• Stored data entries:
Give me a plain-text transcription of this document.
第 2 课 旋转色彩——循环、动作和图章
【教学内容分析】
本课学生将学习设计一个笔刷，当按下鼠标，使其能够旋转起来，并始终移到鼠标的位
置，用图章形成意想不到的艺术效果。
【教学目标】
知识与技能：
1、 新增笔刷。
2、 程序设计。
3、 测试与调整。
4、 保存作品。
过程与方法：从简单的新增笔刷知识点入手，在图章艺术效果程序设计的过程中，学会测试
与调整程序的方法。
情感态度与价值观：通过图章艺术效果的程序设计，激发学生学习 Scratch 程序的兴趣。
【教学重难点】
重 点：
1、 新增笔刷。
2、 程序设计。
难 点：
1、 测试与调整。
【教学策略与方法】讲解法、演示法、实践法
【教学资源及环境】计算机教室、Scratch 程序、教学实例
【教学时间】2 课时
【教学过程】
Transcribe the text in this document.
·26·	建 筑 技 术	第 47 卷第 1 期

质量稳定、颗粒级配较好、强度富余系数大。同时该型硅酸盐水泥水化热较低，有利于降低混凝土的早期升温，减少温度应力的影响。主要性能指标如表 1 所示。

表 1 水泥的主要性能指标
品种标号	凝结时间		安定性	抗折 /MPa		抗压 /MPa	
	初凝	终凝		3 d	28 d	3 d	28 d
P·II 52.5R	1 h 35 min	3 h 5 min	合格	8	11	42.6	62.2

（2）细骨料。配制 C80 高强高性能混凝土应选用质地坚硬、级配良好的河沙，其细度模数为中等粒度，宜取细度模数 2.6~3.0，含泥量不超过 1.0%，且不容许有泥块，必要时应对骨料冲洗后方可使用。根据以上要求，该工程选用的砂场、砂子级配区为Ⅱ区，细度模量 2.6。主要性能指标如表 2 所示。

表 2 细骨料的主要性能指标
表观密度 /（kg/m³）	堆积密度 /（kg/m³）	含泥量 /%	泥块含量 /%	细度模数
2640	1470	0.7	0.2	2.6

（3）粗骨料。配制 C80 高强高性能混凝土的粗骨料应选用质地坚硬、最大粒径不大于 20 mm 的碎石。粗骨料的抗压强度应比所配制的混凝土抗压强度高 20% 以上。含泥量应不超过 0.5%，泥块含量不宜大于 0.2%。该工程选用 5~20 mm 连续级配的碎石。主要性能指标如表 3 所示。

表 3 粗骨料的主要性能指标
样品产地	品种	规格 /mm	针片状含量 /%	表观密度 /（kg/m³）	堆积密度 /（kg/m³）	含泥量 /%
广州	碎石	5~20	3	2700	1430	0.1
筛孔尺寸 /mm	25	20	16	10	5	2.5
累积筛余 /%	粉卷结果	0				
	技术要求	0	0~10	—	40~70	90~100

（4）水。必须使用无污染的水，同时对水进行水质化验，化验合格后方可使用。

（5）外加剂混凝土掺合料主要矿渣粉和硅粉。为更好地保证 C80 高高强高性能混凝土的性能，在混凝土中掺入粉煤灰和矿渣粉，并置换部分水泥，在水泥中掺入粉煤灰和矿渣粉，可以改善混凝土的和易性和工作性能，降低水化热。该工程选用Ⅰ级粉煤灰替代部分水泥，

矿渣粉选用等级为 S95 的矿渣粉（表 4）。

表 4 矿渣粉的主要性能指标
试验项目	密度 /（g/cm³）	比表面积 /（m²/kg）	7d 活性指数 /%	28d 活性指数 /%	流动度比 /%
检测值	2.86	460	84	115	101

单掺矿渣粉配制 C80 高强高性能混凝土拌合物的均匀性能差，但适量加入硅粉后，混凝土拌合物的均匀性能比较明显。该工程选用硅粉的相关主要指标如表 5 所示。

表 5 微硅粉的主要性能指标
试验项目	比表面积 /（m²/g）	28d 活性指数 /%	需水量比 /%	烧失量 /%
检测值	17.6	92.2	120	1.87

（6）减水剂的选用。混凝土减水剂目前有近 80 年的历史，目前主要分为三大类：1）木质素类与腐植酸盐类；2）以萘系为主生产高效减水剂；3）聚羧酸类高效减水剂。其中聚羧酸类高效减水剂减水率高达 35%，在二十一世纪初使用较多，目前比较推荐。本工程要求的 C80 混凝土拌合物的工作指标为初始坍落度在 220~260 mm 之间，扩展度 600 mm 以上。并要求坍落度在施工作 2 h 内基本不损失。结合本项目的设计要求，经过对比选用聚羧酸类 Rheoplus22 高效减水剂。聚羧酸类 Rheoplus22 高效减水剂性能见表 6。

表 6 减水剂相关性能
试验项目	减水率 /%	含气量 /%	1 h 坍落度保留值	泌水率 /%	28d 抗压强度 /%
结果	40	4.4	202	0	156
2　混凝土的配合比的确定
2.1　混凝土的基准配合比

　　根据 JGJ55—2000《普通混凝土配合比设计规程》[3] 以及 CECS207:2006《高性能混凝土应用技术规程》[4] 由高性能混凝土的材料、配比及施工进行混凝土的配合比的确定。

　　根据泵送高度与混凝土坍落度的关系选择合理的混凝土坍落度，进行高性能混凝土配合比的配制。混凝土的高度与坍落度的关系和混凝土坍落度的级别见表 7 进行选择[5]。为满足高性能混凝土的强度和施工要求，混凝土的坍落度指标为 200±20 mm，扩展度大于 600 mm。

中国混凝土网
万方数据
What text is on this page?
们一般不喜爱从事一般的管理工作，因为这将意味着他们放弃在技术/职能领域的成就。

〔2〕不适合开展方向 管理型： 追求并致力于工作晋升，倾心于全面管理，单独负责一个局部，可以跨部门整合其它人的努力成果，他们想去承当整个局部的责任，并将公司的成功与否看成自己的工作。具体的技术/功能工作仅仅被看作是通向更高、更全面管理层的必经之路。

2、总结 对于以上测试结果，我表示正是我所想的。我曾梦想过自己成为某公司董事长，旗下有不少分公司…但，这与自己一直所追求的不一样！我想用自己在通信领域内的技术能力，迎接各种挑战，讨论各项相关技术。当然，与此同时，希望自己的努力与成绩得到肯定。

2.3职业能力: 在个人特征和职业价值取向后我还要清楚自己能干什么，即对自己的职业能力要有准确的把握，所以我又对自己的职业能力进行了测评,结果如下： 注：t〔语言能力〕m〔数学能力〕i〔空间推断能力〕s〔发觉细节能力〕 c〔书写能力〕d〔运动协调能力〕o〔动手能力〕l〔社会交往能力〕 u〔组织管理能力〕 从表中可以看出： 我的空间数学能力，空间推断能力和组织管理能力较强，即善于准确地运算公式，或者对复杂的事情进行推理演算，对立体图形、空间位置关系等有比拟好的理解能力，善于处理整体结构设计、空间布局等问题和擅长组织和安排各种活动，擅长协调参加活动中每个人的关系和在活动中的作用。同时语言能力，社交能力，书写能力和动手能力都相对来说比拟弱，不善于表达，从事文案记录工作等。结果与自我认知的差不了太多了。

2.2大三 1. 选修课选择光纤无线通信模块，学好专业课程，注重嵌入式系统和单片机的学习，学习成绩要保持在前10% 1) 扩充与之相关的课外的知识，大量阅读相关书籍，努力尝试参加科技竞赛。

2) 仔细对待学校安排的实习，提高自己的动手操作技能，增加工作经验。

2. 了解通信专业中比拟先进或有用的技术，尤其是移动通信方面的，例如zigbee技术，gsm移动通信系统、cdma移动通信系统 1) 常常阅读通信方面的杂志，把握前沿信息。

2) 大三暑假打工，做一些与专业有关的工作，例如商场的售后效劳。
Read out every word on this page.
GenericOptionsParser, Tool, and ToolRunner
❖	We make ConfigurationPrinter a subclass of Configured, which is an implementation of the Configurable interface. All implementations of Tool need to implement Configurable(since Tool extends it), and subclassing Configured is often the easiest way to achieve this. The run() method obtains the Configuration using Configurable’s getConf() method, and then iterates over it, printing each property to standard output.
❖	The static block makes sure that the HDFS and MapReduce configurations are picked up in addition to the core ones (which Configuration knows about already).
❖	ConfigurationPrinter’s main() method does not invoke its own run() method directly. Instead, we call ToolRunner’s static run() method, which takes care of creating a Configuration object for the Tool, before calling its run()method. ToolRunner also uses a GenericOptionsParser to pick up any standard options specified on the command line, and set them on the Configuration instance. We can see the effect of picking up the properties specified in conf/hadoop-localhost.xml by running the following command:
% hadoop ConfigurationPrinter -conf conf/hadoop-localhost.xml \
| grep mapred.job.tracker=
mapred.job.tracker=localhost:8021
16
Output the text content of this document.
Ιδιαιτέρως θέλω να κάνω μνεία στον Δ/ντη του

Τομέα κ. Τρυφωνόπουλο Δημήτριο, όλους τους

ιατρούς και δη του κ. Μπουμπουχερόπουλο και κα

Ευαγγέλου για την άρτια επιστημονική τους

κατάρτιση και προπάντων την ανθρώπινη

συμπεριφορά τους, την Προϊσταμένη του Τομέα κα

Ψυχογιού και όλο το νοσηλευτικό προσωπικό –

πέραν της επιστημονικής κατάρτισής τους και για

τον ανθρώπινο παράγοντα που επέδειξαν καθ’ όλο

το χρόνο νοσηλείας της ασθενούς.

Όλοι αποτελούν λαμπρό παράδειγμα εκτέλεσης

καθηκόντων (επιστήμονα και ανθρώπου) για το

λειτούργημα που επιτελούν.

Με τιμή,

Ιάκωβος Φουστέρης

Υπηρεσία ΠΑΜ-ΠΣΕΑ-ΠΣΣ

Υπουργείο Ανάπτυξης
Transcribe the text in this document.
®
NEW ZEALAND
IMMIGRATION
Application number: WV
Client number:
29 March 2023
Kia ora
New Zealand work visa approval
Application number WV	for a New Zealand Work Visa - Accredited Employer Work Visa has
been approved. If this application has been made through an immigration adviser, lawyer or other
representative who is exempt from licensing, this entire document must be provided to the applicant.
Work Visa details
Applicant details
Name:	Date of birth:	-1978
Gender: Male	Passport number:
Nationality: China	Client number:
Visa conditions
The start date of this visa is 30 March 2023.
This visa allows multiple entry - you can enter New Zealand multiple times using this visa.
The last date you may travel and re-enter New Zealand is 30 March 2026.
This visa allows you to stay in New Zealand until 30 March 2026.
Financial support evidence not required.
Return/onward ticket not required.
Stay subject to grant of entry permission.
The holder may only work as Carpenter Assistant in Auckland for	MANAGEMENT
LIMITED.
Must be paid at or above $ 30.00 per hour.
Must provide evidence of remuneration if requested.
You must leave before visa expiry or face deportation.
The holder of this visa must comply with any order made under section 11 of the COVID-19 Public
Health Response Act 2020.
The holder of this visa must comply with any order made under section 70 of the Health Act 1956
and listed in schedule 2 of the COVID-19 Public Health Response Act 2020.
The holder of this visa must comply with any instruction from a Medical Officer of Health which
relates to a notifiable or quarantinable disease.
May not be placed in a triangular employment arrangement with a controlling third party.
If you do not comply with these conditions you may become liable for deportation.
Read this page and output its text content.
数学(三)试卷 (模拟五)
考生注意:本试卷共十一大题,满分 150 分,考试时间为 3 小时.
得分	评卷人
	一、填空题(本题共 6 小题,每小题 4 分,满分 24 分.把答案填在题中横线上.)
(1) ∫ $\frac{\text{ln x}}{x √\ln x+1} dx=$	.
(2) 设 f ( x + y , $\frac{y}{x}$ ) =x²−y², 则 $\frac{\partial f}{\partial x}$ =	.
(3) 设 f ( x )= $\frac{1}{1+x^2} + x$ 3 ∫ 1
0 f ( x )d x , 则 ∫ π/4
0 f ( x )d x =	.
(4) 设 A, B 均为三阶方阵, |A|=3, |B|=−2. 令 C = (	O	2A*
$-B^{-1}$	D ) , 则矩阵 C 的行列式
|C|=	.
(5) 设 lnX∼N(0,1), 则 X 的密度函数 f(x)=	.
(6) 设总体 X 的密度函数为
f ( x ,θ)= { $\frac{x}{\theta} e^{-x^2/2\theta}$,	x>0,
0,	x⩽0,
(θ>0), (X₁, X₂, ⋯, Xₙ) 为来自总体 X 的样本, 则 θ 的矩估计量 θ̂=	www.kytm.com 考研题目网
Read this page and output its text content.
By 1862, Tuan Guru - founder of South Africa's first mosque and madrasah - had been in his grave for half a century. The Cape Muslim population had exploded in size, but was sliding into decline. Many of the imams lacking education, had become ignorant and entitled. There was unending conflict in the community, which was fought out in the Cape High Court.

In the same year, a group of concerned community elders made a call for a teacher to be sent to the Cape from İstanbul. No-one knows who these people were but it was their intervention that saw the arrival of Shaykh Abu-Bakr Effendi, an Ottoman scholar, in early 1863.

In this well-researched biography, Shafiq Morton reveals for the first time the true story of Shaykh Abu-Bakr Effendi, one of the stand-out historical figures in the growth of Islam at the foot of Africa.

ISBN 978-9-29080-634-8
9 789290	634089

• Written task:
How many lines in the entries contain the string "been"? Answer with the number only.

• Expected output:
2